Count, in the entries below, the lines in which "plain" occurs. Give the number, nothing more.

Material shown:
****************************************
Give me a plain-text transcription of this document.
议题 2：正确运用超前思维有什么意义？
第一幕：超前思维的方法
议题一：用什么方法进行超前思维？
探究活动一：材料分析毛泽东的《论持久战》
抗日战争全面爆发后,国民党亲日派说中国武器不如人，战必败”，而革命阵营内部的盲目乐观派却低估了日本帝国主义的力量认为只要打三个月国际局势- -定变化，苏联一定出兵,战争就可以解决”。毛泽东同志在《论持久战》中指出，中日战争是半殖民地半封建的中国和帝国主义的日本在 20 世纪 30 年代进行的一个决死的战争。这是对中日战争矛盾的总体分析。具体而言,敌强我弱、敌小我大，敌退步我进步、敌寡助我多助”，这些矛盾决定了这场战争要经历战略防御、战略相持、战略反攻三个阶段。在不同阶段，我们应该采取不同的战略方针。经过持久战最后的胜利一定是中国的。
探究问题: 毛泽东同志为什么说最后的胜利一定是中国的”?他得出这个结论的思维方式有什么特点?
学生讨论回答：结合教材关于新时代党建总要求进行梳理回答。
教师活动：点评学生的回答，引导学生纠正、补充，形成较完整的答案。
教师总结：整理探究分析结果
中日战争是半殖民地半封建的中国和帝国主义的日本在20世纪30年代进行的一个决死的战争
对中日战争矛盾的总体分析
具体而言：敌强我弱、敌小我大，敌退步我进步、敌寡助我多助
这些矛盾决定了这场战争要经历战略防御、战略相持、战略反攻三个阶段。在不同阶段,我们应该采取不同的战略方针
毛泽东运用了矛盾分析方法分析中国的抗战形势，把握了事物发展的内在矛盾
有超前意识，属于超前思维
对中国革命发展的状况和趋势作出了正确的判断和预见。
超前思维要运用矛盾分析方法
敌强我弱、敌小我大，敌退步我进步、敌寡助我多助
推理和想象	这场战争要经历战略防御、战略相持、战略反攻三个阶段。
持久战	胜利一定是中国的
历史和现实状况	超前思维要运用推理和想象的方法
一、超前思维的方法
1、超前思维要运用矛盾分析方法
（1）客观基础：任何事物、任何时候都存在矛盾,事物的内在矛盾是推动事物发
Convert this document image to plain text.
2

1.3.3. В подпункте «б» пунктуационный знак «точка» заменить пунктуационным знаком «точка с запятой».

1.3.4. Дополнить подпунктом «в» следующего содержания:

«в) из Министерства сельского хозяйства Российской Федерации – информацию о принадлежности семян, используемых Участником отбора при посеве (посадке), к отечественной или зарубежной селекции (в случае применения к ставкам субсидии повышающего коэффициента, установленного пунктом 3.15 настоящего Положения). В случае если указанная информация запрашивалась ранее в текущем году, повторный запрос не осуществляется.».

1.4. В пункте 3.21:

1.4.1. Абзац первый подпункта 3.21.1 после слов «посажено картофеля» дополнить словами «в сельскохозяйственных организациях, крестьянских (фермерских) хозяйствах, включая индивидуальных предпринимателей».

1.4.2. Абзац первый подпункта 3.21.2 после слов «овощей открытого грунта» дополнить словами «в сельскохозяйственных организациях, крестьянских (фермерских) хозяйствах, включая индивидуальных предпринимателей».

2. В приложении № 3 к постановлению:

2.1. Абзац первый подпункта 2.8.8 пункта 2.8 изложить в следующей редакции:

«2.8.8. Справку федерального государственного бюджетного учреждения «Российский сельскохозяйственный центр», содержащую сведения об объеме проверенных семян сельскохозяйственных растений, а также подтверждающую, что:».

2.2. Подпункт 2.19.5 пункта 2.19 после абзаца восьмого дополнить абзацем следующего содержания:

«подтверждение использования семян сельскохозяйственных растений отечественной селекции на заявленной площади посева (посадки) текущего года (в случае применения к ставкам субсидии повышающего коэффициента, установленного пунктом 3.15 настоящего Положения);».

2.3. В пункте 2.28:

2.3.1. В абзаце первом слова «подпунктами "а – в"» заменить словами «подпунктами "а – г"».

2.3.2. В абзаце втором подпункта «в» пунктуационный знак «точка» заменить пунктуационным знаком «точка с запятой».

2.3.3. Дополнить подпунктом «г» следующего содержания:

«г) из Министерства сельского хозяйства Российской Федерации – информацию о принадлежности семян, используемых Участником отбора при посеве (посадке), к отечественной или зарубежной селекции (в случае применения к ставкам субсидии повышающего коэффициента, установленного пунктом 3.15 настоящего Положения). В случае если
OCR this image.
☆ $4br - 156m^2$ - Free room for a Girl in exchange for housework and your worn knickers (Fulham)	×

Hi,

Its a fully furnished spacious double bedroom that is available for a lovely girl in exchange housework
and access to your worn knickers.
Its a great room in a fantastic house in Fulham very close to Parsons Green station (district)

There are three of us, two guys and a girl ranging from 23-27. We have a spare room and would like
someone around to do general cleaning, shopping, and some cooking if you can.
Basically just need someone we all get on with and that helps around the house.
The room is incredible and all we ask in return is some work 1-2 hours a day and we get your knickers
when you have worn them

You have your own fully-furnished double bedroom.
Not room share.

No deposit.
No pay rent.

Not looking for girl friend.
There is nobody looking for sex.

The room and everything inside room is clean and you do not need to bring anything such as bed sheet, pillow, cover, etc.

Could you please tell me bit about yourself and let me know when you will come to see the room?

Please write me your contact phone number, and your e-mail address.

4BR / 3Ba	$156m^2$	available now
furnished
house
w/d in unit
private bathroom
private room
****************************************
Response below: 2